Data excerpts
[start]

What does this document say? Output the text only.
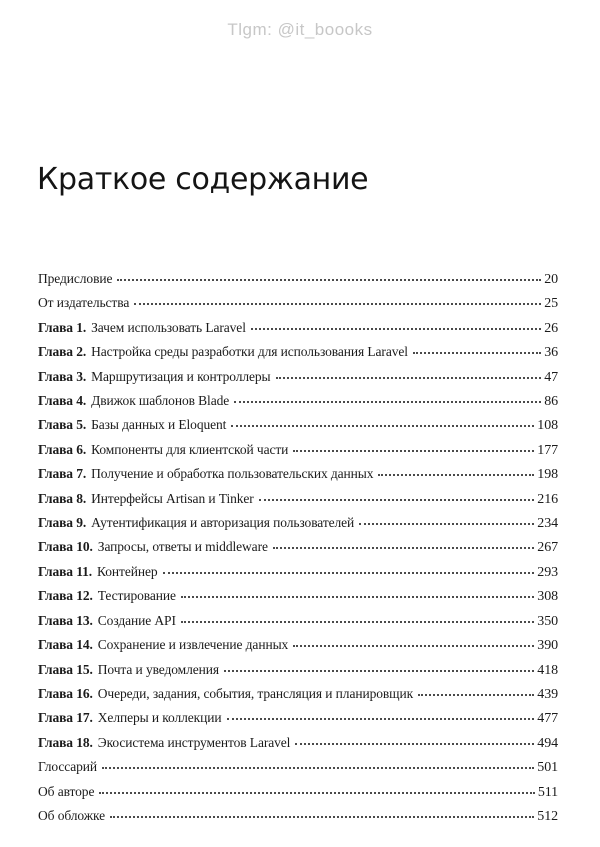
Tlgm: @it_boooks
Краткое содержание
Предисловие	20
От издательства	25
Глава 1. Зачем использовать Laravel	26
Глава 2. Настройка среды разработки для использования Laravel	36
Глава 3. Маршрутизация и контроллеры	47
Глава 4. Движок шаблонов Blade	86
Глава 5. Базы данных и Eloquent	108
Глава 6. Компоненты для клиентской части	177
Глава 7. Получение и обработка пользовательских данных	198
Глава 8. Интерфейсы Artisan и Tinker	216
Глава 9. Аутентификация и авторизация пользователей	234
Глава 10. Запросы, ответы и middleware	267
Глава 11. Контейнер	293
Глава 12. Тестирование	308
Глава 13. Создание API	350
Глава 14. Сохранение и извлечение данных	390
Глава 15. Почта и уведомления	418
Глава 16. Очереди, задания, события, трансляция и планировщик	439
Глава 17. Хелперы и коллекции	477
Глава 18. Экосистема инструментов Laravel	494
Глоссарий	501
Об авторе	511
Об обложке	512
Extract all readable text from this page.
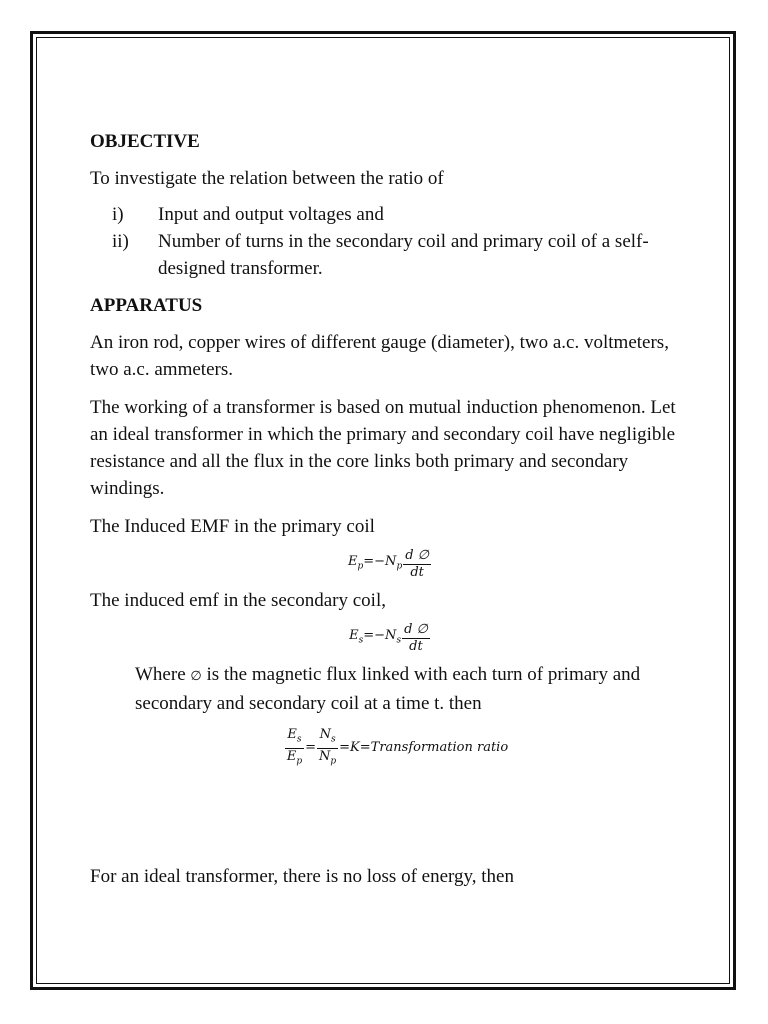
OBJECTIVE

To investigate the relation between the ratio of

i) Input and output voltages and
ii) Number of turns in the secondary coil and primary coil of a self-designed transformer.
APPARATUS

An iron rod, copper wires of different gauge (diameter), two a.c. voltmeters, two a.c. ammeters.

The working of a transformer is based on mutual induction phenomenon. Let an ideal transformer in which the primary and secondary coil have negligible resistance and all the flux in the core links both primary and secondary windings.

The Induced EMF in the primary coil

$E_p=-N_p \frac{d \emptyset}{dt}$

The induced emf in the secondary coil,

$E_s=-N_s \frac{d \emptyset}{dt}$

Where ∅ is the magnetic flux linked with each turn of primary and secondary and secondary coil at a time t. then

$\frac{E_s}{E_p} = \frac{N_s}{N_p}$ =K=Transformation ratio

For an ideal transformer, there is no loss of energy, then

[end]
[start]

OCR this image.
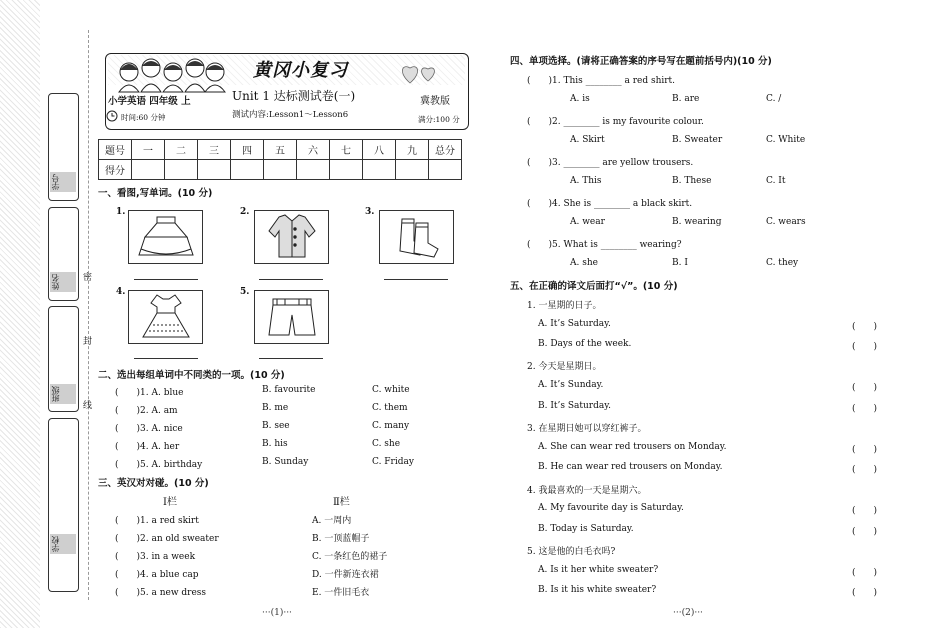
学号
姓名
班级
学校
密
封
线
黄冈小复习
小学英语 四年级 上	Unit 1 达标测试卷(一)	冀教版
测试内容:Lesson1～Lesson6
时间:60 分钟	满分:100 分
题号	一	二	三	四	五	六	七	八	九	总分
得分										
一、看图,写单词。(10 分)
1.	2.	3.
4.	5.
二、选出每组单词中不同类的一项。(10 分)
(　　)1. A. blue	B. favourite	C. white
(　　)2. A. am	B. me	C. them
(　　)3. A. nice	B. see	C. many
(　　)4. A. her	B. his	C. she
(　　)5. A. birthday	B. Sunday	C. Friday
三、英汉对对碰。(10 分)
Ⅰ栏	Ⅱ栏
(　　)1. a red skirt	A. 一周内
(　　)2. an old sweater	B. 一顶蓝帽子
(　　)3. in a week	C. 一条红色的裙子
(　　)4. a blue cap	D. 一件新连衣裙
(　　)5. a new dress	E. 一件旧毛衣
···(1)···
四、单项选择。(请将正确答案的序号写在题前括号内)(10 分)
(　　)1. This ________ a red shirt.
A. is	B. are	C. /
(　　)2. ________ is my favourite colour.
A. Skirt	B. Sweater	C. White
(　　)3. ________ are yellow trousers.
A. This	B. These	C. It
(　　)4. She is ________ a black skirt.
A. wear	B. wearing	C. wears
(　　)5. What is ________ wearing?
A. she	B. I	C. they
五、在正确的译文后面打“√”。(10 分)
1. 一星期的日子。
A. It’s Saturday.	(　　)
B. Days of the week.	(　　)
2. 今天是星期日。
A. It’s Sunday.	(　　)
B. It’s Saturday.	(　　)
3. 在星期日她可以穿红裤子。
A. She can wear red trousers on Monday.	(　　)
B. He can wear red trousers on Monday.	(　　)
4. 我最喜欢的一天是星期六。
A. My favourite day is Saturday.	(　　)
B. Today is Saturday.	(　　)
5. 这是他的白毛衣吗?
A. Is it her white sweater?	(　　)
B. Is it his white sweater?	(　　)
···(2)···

[end]

Written problem
Select, from the listing, all lines that include the word "frac".

Response to the task
$E_p=-N_p \frac{d \emptyset}{dt}$
$E_s=-N_s \frac{d \emptyset}{dt}$
$\frac{E_s}{E_p} = \frac{N_s}{N_p}$ =K=Transformation ratio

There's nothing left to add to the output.